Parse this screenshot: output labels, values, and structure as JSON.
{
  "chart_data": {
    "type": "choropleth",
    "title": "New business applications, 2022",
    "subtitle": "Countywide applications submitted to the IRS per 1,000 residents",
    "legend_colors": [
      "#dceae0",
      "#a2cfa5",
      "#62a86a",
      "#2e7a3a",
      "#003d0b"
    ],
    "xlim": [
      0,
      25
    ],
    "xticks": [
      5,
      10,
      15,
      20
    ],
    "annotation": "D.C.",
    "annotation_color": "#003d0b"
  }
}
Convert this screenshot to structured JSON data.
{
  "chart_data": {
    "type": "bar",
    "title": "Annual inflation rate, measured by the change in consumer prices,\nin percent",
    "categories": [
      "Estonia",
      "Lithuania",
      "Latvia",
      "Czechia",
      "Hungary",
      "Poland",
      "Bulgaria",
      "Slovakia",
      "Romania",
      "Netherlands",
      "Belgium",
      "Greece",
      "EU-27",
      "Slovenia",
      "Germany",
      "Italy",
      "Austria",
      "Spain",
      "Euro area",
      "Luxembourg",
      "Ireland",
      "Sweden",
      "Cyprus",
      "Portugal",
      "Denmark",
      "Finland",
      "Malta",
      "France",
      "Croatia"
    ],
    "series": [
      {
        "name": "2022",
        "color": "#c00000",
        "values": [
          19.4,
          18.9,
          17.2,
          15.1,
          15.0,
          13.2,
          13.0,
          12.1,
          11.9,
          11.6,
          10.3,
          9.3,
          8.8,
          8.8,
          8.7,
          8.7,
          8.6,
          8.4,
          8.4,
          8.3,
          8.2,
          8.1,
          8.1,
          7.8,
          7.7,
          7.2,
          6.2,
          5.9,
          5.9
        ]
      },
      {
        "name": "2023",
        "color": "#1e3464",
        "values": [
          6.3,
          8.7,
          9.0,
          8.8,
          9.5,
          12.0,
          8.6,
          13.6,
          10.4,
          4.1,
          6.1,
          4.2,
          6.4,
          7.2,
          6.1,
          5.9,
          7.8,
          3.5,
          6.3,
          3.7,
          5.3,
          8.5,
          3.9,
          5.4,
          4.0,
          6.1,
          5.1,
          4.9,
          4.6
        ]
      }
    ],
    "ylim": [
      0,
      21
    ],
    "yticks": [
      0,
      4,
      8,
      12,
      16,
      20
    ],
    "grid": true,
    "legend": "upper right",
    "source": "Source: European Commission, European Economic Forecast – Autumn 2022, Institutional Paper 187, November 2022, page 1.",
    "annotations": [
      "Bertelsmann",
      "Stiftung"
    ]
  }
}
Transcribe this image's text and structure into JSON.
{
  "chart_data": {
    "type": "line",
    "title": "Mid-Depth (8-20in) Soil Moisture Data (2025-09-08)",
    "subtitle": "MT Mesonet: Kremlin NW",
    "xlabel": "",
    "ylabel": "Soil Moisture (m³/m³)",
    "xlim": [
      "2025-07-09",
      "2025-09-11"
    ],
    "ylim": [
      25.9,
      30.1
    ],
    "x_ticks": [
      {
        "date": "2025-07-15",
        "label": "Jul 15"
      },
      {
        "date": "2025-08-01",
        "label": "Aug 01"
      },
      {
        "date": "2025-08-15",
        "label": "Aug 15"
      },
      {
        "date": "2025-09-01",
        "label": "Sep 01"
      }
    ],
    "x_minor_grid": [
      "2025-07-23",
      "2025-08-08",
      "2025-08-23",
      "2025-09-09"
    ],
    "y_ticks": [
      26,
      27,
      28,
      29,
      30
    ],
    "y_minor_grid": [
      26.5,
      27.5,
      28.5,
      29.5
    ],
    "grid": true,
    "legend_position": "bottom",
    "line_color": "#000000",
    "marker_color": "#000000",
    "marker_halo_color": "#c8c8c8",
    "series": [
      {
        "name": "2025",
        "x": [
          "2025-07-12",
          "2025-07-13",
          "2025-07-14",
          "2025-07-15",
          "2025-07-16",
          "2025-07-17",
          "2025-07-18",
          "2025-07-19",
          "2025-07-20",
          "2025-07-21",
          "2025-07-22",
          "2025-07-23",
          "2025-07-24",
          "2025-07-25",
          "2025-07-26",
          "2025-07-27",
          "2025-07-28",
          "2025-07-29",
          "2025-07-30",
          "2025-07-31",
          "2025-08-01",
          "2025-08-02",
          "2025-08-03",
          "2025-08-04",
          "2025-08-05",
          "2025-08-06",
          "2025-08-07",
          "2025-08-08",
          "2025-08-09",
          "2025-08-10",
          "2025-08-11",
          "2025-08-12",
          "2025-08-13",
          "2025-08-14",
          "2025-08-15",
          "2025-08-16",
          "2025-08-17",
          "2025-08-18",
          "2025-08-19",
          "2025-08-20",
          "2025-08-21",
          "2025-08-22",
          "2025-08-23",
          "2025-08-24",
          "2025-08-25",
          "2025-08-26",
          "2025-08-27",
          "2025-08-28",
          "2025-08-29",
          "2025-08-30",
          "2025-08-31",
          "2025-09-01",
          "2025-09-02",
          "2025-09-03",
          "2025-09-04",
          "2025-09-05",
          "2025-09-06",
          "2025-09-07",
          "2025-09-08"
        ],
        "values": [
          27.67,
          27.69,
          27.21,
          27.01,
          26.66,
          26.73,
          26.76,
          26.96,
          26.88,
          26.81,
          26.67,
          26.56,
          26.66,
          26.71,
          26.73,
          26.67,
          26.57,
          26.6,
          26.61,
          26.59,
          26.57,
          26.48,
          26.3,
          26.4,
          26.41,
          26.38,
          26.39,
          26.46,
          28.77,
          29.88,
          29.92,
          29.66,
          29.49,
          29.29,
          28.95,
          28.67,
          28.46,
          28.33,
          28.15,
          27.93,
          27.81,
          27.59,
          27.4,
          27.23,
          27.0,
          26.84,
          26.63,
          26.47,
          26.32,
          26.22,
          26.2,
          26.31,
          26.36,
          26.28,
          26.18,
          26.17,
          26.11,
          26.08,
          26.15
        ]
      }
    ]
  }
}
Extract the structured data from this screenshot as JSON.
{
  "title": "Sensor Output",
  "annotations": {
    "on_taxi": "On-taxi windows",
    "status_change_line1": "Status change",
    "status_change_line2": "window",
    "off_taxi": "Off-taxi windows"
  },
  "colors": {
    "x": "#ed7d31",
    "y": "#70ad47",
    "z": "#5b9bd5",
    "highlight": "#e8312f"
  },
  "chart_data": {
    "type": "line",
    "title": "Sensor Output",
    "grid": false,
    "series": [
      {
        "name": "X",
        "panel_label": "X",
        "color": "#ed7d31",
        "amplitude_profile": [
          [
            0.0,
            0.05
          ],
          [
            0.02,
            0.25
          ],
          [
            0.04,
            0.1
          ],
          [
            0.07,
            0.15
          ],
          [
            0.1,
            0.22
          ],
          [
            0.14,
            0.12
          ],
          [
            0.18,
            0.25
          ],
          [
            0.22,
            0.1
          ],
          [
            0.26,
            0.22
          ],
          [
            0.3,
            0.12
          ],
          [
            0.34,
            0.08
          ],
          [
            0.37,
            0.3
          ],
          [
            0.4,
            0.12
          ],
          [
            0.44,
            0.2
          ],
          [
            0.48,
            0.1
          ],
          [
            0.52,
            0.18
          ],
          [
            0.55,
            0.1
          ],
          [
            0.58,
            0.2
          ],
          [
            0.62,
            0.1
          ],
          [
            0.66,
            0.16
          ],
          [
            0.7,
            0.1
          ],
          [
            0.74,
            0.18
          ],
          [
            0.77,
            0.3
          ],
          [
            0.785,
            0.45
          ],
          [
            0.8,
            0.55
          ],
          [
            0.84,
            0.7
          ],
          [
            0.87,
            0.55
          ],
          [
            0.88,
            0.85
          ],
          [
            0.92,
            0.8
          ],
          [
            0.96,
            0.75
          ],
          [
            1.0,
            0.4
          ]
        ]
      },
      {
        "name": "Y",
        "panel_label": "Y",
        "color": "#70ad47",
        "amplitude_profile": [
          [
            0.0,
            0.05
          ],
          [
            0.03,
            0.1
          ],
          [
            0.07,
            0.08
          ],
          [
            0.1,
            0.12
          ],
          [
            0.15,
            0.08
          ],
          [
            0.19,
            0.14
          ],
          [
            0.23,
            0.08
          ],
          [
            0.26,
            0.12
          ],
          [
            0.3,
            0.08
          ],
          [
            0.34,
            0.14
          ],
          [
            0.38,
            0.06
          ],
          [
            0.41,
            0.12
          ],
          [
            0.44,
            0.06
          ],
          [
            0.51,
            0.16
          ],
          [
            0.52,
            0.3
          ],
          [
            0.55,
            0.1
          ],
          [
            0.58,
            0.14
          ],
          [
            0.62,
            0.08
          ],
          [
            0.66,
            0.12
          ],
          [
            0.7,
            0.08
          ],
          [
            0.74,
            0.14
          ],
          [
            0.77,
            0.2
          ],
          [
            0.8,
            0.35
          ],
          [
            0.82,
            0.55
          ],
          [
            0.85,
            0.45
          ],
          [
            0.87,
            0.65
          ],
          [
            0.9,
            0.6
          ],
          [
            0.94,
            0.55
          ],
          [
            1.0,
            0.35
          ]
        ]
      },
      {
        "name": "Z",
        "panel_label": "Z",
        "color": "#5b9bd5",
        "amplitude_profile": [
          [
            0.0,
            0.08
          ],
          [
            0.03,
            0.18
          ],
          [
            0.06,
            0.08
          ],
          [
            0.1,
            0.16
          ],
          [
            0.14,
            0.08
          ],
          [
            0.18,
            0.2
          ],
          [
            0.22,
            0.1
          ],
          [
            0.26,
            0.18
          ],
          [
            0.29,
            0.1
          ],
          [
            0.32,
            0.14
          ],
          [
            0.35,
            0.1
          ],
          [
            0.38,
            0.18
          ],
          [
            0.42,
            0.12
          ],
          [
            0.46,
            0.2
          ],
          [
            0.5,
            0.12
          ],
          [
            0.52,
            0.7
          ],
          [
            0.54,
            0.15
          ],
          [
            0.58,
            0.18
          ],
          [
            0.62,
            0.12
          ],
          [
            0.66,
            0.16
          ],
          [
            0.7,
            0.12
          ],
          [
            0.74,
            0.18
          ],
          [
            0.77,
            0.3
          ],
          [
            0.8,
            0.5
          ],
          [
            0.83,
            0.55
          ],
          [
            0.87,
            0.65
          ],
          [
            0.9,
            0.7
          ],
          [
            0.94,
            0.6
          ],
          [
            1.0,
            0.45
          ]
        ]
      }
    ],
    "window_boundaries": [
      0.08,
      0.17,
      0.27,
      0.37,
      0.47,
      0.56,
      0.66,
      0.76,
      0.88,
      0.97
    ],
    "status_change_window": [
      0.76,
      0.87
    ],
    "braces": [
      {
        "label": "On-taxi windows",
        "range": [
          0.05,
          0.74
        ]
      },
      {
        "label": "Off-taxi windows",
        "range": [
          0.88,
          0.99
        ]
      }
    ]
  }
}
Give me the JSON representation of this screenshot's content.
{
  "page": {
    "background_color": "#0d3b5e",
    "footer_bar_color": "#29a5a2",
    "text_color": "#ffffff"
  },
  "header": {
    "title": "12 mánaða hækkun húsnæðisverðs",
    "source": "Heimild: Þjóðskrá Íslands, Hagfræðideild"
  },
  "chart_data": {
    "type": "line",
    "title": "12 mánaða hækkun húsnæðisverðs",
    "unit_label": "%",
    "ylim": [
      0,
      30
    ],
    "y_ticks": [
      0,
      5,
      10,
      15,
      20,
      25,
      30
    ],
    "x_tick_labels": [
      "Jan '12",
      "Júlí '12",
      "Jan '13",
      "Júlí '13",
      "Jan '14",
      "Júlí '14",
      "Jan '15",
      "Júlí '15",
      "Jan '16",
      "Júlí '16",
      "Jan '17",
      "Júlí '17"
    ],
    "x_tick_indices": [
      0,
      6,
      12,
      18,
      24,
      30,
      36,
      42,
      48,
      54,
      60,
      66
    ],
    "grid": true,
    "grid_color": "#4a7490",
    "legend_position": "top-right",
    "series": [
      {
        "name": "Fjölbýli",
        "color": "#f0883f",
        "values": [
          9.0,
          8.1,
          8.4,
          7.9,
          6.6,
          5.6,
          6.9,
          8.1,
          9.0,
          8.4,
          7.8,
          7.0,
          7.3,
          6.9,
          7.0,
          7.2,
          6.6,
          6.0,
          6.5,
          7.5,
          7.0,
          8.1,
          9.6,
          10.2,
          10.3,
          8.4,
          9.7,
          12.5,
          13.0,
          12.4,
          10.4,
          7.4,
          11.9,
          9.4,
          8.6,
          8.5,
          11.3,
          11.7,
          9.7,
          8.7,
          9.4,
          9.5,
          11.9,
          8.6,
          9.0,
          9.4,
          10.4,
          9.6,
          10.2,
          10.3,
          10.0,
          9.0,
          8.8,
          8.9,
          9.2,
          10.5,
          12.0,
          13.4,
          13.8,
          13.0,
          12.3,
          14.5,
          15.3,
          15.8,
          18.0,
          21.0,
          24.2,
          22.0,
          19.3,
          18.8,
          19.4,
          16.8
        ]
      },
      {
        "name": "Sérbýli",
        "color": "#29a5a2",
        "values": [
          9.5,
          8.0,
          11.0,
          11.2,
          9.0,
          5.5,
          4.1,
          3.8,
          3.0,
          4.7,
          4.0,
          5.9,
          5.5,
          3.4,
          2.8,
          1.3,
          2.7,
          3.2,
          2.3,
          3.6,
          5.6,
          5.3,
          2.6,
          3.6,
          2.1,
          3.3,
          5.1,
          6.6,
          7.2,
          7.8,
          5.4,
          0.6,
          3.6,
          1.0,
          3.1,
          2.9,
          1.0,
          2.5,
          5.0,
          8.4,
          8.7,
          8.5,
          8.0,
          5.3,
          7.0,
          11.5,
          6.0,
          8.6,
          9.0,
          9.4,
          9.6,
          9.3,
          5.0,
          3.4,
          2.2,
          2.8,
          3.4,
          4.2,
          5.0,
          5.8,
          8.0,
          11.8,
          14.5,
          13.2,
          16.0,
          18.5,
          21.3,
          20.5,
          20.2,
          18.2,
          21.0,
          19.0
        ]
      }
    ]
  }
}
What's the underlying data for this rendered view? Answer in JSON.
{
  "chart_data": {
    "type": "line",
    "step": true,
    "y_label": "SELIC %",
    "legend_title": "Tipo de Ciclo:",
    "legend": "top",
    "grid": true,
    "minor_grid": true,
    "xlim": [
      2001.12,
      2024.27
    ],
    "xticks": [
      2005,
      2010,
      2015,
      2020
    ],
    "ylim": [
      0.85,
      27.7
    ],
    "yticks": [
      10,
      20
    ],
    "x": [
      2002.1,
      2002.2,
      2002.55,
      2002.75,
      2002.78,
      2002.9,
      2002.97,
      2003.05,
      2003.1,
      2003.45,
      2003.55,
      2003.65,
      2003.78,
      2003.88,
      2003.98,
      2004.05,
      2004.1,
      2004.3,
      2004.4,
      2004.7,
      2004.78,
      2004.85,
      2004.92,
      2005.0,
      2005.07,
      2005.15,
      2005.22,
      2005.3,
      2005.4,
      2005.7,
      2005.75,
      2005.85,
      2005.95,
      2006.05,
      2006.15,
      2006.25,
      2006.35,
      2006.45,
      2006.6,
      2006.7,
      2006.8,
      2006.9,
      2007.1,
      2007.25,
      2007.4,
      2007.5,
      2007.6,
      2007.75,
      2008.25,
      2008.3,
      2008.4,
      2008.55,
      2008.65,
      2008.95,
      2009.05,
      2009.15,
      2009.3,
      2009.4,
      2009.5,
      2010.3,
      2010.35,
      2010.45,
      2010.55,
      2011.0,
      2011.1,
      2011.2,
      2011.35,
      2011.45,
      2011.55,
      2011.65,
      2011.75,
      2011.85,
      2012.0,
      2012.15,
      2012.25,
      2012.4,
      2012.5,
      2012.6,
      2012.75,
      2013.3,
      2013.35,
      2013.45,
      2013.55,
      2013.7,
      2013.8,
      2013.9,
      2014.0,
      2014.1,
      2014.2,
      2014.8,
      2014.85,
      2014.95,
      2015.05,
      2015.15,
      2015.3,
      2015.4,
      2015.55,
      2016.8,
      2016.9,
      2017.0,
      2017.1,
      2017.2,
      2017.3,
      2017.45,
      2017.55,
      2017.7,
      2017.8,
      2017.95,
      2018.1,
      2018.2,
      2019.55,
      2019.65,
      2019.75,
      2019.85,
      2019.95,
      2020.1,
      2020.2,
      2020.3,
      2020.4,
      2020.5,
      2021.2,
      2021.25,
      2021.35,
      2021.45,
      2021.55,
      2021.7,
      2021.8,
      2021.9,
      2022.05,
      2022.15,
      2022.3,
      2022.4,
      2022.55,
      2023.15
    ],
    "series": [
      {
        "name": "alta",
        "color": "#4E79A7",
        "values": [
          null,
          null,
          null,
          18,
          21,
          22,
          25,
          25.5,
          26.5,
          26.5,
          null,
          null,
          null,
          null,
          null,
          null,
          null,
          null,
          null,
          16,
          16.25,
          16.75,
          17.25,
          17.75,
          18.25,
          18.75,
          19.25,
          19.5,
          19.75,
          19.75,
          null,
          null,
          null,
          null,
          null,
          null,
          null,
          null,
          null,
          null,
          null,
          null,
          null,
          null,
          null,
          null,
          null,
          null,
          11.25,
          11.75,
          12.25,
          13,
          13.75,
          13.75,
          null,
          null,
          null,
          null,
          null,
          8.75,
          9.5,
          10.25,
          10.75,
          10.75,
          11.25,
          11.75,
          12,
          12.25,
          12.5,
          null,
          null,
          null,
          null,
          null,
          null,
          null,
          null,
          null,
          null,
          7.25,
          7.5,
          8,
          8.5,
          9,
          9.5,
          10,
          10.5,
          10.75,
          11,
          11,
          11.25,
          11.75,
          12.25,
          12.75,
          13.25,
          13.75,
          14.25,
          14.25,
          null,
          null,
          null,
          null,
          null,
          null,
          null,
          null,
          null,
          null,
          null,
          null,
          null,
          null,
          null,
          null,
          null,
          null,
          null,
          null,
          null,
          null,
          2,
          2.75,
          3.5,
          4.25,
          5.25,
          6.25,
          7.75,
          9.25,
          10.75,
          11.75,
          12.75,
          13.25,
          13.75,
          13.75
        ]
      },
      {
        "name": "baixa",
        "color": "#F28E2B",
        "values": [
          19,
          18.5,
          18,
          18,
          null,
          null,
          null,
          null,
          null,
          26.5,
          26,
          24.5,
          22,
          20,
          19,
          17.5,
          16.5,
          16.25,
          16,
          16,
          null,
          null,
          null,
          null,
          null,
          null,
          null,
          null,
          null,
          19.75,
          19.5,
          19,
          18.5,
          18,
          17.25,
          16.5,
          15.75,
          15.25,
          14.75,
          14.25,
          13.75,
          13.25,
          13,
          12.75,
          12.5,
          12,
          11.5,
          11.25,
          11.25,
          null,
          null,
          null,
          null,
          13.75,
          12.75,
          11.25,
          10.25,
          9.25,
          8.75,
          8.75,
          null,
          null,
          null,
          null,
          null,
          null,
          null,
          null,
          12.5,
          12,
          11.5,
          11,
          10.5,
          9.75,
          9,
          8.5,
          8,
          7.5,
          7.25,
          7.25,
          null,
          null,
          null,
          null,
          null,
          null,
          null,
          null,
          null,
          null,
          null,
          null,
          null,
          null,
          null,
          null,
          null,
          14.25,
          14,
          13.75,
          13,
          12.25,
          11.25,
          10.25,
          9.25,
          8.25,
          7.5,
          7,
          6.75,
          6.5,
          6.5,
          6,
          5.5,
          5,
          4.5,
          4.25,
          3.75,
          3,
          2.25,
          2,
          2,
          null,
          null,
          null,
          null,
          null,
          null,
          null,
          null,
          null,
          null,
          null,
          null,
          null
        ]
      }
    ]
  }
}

==============================

WORK REQUIRED - Pick out the lines above that hold the string "right" and show them.

SOLVED EXERCISE -
    "legend": "upper right",
    "legend_position": "top-right",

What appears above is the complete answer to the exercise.